Part of a data file –
◇ ◇ ◇ ◇

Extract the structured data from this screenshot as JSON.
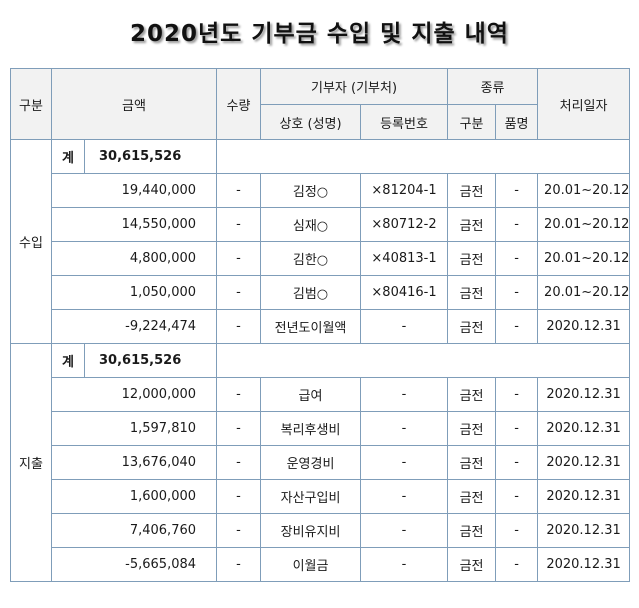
{
  "title": "2020년도  기부금 수입 및 지출 내역",
  "headers": {
    "category": "구분",
    "amount": "금액",
    "quantity": "수량",
    "donor": "기부자 (기부처)",
    "donor_name": "상호 (성명)",
    "donor_reg": "등록번호",
    "type": "종류",
    "type_category": "구분",
    "type_item": "품명",
    "processed_date": "처리일자"
  },
  "income": {
    "label": "수입",
    "total_label": "계",
    "total_value": "30,615,526",
    "rows": [
      {
        "amount": "19,440,000",
        "quantity": "-",
        "name": "김정○",
        "reg": "×81204-1",
        "type": "금전",
        "item": "-",
        "date": "20.01~20.12"
      },
      {
        "amount": "14,550,000",
        "quantity": "-",
        "name": "심재○",
        "reg": "×80712-2",
        "type": "금전",
        "item": "-",
        "date": "20.01~20.12"
      },
      {
        "amount": "4,800,000",
        "quantity": "-",
        "name": "김한○",
        "reg": "×40813-1",
        "type": "금전",
        "item": "-",
        "date": "20.01~20.12"
      },
      {
        "amount": "1,050,000",
        "quantity": "-",
        "name": "김범○",
        "reg": "×80416-1",
        "type": "금전",
        "item": "-",
        "date": "20.01~20.12"
      },
      {
        "amount": "-9,224,474",
        "quantity": "-",
        "name": "전년도이월액",
        "reg": "-",
        "type": "금전",
        "item": "-",
        "date": "2020.12.31"
      }
    ]
  },
  "expense": {
    "label": "지출",
    "total_label": "계",
    "total_value": "30,615,526",
    "rows": [
      {
        "amount": "12,000,000",
        "quantity": "-",
        "name": "급여",
        "reg": "-",
        "type": "금전",
        "item": "-",
        "date": "2020.12.31"
      },
      {
        "amount": "1,597,810",
        "quantity": "-",
        "name": "복리후생비",
        "reg": "-",
        "type": "금전",
        "item": "-",
        "date": "2020.12.31"
      },
      {
        "amount": "13,676,040",
        "quantity": "-",
        "name": "운영경비",
        "reg": "-",
        "type": "금전",
        "item": "-",
        "date": "2020.12.31"
      },
      {
        "amount": "1,600,000",
        "quantity": "-",
        "name": "자산구입비",
        "reg": "-",
        "type": "금전",
        "item": "-",
        "date": "2020.12.31"
      },
      {
        "amount": "7,406,760",
        "quantity": "-",
        "name": "장비유지비",
        "reg": "-",
        "type": "금전",
        "item": "-",
        "date": "2020.12.31"
      },
      {
        "amount": "-5,665,084",
        "quantity": "-",
        "name": "이월금",
        "reg": "-",
        "type": "금전",
        "item": "-",
        "date": "2020.12.31"
      }
    ]
  }
}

◇ ◇ ◇ ◇

Every record above must be given again exactly; drop the pictures.

Extract the structured data from this screenshot as JSON.
{
  "title": "2020년도  기부금 수입 및 지출 내역",
  "headers": {
    "category": "구분",
    "amount": "금액",
    "quantity": "수량",
    "donor": "기부자 (기부처)",
    "donor_name": "상호 (성명)",
    "donor_reg": "등록번호",
    "type": "종류",
    "type_category": "구분",
    "type_item": "품명",
    "processed_date": "처리일자"
  },
  "income": {
    "label": "수입",
    "total_label": "계",
    "total_value": "30,615,526",
    "rows": [
      {
        "amount": "19,440,000",
        "quantity": "-",
        "name": "김정○",
        "reg": "×81204-1",
        "type": "금전",
        "item": "-",
        "date": "20.01~20.12"
      },
      {
        "amount": "14,550,000",
        "quantity": "-",
        "name": "심재○",
        "reg": "×80712-2",
        "type": "금전",
        "item": "-",
        "date": "20.01~20.12"
      },
      {
        "amount": "4,800,000",
        "quantity": "-",
        "name": "김한○",
        "reg": "×40813-1",
        "type": "금전",
        "item": "-",
        "date": "20.01~20.12"
      },
      {
        "amount": "1,050,000",
        "quantity": "-",
        "name": "김범○",
        "reg": "×80416-1",
        "type": "금전",
        "item": "-",
        "date": "20.01~20.12"
      },
      {
        "amount": "-9,224,474",
        "quantity": "-",
        "name": "전년도이월액",
        "reg": "-",
        "type": "금전",
        "item": "-",
        "date": "2020.12.31"
      }
    ]
  },
  "expense": {
    "label": "지출",
    "total_label": "계",
    "total_value": "30,615,526",
    "rows": [
      {
        "amount": "12,000,000",
        "quantity": "-",
        "name": "급여",
        "reg": "-",
        "type": "금전",
        "item": "-",
        "date": "2020.12.31"
      },
      {
        "amount": "1,597,810",
        "quantity": "-",
        "name": "복리후생비",
        "reg": "-",
        "type": "금전",
        "item": "-",
        "date": "2020.12.31"
      },
      {
        "amount": "13,676,040",
        "quantity": "-",
        "name": "운영경비",
        "reg": "-",
        "type": "금전",
        "item": "-",
        "date": "2020.12.31"
      },
      {
        "amount": "1,600,000",
        "quantity": "-",
        "name": "자산구입비",
        "reg": "-",
        "type": "금전",
        "item": "-",
        "date": "2020.12.31"
      },
      {
        "amount": "7,406,760",
        "quantity": "-",
        "name": "장비유지비",
        "reg": "-",
        "type": "금전",
        "item": "-",
        "date": "2020.12.31"
      },
      {
        "amount": "-5,665,084",
        "quantity": "-",
        "name": "이월금",
        "reg": "-",
        "type": "금전",
        "item": "-",
        "date": "2020.12.31"
      }
    ]
  }
}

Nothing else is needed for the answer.